• [ROWS]:
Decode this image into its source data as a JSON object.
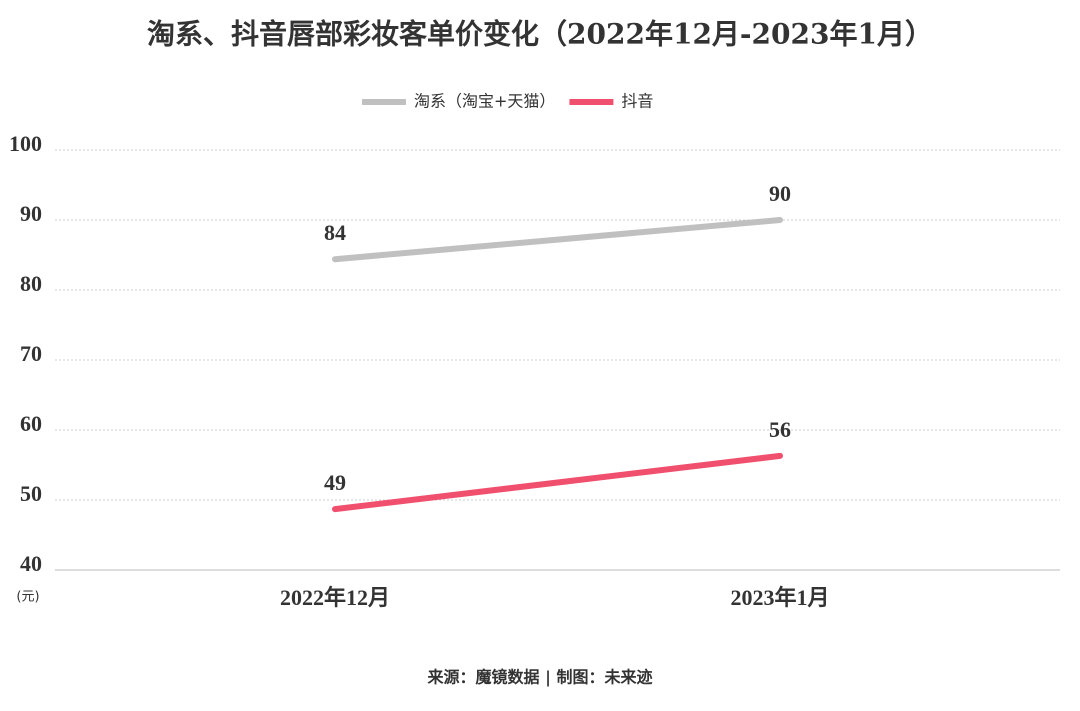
{
  "chart_data": {
    "type": "line",
    "title": "淘系、抖音唇部彩妆客单价变化（2022年12月-2023年1月）",
    "categories": [
      "2022年12月",
      "2023年1月"
    ],
    "series": [
      {
        "name": "淘系（淘宝+天猫）",
        "color": "#c0c0c0",
        "values": [
          84.4,
          90
        ],
        "value_labels": [
          "84",
          "90"
        ]
      },
      {
        "name": "抖音",
        "color": "#f0506e",
        "values": [
          48.7,
          56.3
        ],
        "value_labels": [
          "49",
          "56"
        ]
      }
    ],
    "ylim": [
      40,
      100
    ],
    "yticks": [
      40,
      50,
      60,
      70,
      80,
      90,
      100
    ],
    "y_unit": "(元)",
    "grid": true,
    "legend": "top",
    "source": "来源：魔镜数据 | 制图：未来迹"
  }
}
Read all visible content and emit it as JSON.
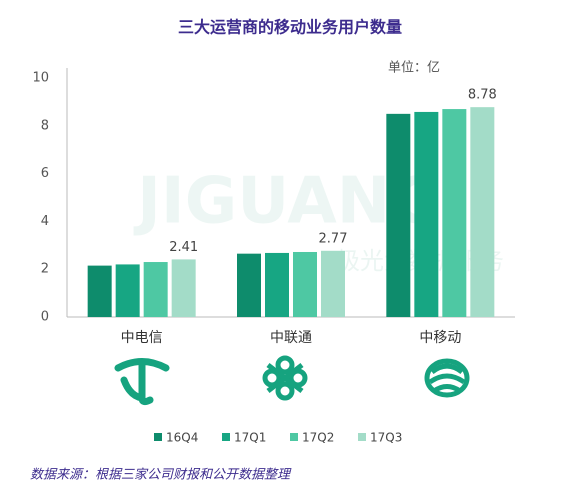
{
  "chart_data": {
    "type": "bar",
    "title": "三大运营商的移动业务用户数量",
    "unit": "单位：亿",
    "source": "数据来源：根据三家公司财报和公开数据整理",
    "watermark": "JIGUANG",
    "watermark_sub": "极光大数据服务",
    "categories": [
      "中电信",
      "中联通",
      "中移动"
    ],
    "series": [
      {
        "name": "16Q4",
        "color": "#0e8c6c",
        "values": [
          2.15,
          2.65,
          8.5
        ]
      },
      {
        "name": "17Q1",
        "color": "#17a683",
        "values": [
          2.2,
          2.68,
          8.58
        ]
      },
      {
        "name": "17Q2",
        "color": "#4ec8a3",
        "values": [
          2.3,
          2.72,
          8.7
        ]
      },
      {
        "name": "17Q3",
        "color": "#a3dcc8",
        "values": [
          2.41,
          2.77,
          8.78
        ],
        "show_labels": true
      }
    ],
    "ylim": [
      0,
      10
    ],
    "yticks": [
      0,
      2,
      4,
      6,
      8,
      10
    ],
    "grid": false,
    "legend": "bottom"
  }
}
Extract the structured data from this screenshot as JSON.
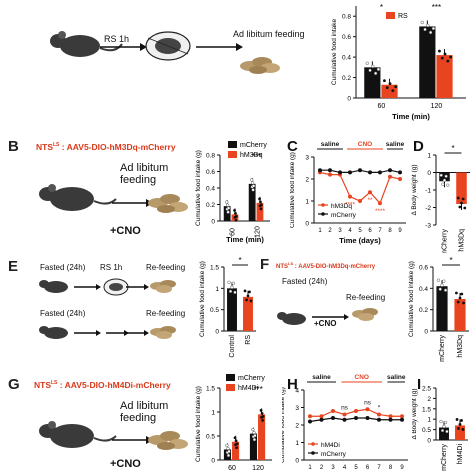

• [STATED GOAL]:
Copy out exactly the lines between the line that contains "Read all visible content and emit it as JSON." and the last line of the records, both ends included; leave out every picture.

• [ANSWER BELOW]:
Read all visible content and emit it as JSON.
{
  "chart_data": {
    "type": "bar",
    "title": "三大运营商的移动业务用户数量",
    "unit": "单位：亿",
    "source": "数据来源：根据三家公司财报和公开数据整理",
    "watermark": "JIGUANG",
    "watermark_sub": "极光大数据服务",
    "categories": [
      "中电信",
      "中联通",
      "中移动"
    ],
    "series": [
      {
        "name": "16Q4",
        "color": "#0e8c6c",
        "values": [
          2.15,
          2.65,
          8.5
        ]
      },
      {
        "name": "17Q1",
        "color": "#17a683",
        "values": [
          2.2,
          2.68,
          8.58
        ]
      },
      {
        "name": "17Q2",
        "color": "#4ec8a3",
        "values": [
          2.3,
          2.72,
          8.7
        ]
      },
      {
        "name": "17Q3",
        "color": "#a3dcc8",
        "values": [
          2.41,
          2.77,
          8.78
        ],
        "show_labels": true
      }
    ],
    "ylim": [
      0,
      10
    ],
    "yticks": [
      0,
      2,
      4,
      6,
      8,
      10
    ],
    "grid": false,
    "legend": "bottom"
  }
}
Extract the structured data from this screenshot as JSON.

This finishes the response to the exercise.